Requirements -> Filter the records below for the word "HAXBY". Copy each line that holds it.

Items ->

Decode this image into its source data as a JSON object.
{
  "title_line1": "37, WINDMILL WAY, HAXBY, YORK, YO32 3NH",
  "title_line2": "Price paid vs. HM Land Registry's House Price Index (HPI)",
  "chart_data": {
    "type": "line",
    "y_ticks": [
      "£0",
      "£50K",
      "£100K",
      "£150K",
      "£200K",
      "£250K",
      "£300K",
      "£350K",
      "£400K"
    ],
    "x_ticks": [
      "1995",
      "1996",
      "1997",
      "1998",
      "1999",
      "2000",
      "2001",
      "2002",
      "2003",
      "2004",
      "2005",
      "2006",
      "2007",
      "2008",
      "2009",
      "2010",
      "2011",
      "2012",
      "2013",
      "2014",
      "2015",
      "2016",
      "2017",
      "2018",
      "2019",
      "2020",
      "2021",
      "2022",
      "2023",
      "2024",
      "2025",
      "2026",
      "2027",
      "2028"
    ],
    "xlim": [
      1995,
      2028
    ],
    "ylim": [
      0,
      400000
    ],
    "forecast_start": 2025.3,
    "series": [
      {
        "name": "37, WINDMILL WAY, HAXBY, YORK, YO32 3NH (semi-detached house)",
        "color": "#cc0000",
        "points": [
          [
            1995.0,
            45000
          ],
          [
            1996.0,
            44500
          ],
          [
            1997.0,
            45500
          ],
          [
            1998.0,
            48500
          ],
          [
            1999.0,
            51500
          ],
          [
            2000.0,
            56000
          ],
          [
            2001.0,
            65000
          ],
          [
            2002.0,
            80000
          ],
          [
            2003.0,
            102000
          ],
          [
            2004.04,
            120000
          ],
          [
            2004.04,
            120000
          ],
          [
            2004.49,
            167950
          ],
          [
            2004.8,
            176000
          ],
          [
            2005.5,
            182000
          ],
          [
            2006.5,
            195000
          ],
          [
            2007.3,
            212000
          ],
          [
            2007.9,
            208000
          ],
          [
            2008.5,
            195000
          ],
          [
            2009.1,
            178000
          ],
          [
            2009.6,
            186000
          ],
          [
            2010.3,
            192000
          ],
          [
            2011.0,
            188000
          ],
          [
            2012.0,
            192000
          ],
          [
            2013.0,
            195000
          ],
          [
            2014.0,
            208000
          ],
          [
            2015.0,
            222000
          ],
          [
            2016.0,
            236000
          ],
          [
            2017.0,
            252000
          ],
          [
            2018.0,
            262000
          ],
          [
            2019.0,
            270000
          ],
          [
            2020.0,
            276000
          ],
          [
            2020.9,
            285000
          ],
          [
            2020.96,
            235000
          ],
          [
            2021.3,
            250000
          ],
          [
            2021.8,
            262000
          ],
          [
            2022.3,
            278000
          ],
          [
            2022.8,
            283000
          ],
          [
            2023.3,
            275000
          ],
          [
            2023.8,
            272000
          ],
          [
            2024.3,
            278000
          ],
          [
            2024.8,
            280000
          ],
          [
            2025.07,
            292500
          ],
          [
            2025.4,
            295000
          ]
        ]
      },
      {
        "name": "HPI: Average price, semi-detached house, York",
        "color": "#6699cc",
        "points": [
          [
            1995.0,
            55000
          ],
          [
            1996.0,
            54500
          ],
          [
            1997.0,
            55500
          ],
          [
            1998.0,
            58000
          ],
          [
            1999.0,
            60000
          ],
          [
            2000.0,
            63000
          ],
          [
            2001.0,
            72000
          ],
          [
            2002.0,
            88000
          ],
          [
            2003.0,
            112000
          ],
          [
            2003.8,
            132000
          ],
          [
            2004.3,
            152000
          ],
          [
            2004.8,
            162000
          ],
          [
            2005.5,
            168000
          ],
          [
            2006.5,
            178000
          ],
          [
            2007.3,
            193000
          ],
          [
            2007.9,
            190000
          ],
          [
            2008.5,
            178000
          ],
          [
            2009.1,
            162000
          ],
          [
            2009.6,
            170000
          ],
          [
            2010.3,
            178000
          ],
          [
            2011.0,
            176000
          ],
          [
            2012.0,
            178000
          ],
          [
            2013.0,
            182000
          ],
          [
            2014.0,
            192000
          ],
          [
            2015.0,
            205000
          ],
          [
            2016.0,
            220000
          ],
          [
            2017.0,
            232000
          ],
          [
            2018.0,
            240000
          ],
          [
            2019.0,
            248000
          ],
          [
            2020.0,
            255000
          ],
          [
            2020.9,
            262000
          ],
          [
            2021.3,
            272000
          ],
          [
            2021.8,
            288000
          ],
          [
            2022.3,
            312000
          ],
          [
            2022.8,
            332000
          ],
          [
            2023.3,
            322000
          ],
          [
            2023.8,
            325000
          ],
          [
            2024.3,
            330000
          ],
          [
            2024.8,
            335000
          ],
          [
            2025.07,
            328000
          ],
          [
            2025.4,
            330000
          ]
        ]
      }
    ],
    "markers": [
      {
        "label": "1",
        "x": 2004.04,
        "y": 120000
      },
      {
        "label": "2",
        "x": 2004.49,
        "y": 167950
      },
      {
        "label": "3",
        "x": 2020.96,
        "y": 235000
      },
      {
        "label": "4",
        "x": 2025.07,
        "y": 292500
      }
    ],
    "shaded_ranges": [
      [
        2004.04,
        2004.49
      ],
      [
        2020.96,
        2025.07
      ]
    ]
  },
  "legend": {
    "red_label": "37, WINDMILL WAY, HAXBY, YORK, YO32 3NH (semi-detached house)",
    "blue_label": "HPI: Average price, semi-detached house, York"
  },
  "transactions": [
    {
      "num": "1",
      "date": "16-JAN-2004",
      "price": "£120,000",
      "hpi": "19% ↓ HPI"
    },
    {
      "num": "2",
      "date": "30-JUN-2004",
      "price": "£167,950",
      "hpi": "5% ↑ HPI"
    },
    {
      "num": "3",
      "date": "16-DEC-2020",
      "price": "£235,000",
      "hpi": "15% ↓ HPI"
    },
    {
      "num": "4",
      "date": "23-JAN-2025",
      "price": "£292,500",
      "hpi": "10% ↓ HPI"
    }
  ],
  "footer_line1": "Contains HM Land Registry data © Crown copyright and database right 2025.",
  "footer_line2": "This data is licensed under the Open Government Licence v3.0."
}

Full response ->
  "title_line1": "37, WINDMILL WAY, HAXBY, YORK, YO32 3NH",
        "name": "37, WINDMILL WAY, HAXBY, YORK, YO32 3NH (semi-detached house)",
    "red_label": "37, WINDMILL WAY, HAXBY, YORK, YO32 3NH (semi-detached house)",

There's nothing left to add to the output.